[Given task]
Your task is to output all the records below, word for word.
──────
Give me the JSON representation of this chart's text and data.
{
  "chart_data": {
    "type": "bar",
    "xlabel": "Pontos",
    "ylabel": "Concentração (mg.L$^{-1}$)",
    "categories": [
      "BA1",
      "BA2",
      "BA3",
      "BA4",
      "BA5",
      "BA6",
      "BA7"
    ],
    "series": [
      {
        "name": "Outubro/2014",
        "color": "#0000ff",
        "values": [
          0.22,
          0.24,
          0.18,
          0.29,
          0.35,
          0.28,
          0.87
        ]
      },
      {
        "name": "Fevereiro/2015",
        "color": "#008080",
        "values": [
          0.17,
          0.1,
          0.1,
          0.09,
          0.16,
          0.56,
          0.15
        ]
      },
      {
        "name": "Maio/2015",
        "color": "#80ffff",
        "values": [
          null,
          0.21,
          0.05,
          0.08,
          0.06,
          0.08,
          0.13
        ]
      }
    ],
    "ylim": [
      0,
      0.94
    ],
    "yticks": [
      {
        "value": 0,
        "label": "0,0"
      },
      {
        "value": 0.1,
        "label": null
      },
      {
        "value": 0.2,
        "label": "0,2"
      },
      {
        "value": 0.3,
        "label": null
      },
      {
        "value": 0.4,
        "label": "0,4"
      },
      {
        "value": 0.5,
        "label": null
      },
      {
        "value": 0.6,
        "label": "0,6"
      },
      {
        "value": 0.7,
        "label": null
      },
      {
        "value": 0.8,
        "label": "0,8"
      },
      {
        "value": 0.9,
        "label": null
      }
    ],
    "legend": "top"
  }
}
──────
[Exercise output]
Give me the JSON representation of this chart's text and data.
{
  "chart_data": {
    "type": "bar",
    "xlabel": "Pontos",
    "ylabel": "Concentração (mg.L$^{-1}$)",
    "categories": [
      "BA1",
      "BA2",
      "BA3",
      "BA4",
      "BA5",
      "BA6",
      "BA7"
    ],
    "series": [
      {
        "name": "Outubro/2014",
        "color": "#0000ff",
        "values": [
          0.22,
          0.24,
          0.18,
          0.29,
          0.35,
          0.28,
          0.87
        ]
      },
      {
        "name": "Fevereiro/2015",
        "color": "#008080",
        "values": [
          0.17,
          0.1,
          0.1,
          0.09,
          0.16,
          0.56,
          0.15
        ]
      },
      {
        "name": "Maio/2015",
        "color": "#80ffff",
        "values": [
          null,
          0.21,
          0.05,
          0.08,
          0.06,
          0.08,
          0.13
        ]
      }
    ],
    "ylim": [
      0,
      0.94
    ],
    "yticks": [
      {
        "value": 0,
        "label": "0,0"
      },
      {
        "value": 0.1,
        "label": null
      },
      {
        "value": 0.2,
        "label": "0,2"
      },
      {
        "value": 0.3,
        "label": null
      },
      {
        "value": 0.4,
        "label": "0,4"
      },
      {
        "value": 0.5,
        "label": null
      },
      {
        "value": 0.6,
        "label": "0,6"
      },
      {
        "value": 0.7,
        "label": null
      },
      {
        "value": 0.8,
        "label": "0,8"
      },
      {
        "value": 0.9,
        "label": null
      }
    ],
    "legend": "top"
  }
}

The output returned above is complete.